**Instructions for the task:**
Give back the records below exactly, every one, with no pictures.

**Excerpted data:**

+-------+

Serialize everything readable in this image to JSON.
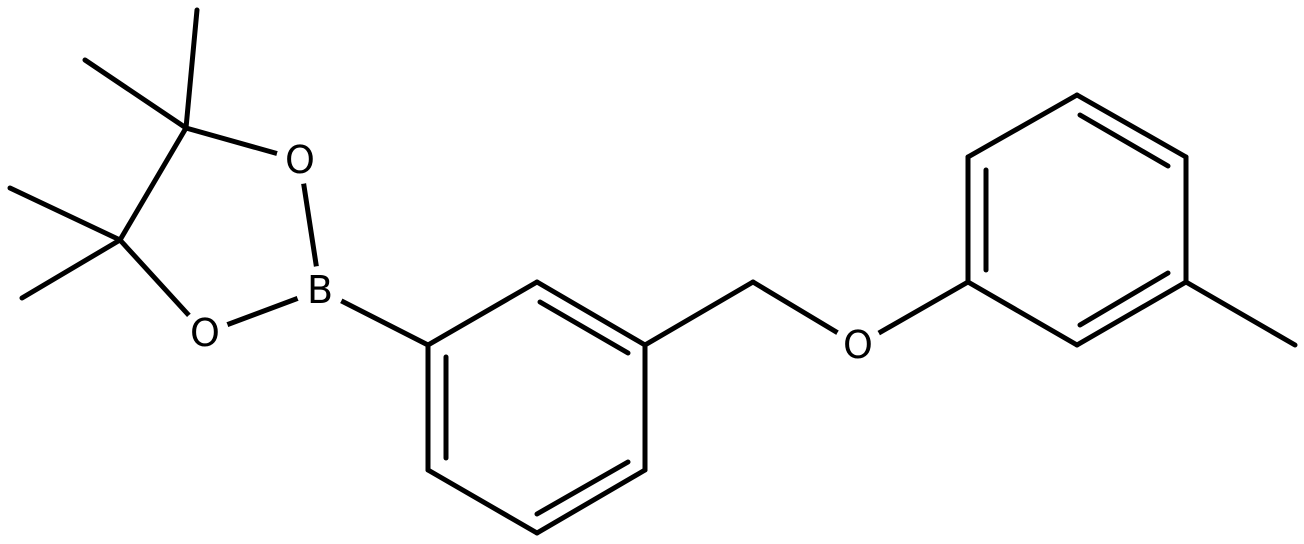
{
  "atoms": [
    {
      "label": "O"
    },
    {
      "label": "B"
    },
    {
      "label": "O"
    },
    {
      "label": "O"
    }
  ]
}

+-------+

**Solution for this problem:**
Serialize everything readable in this image to JSON.
{
  "atoms": [
    {
      "label": "O"
    },
    {
      "label": "B"
    },
    {
      "label": "O"
    },
    {
      "label": "O"
    }
  ]
}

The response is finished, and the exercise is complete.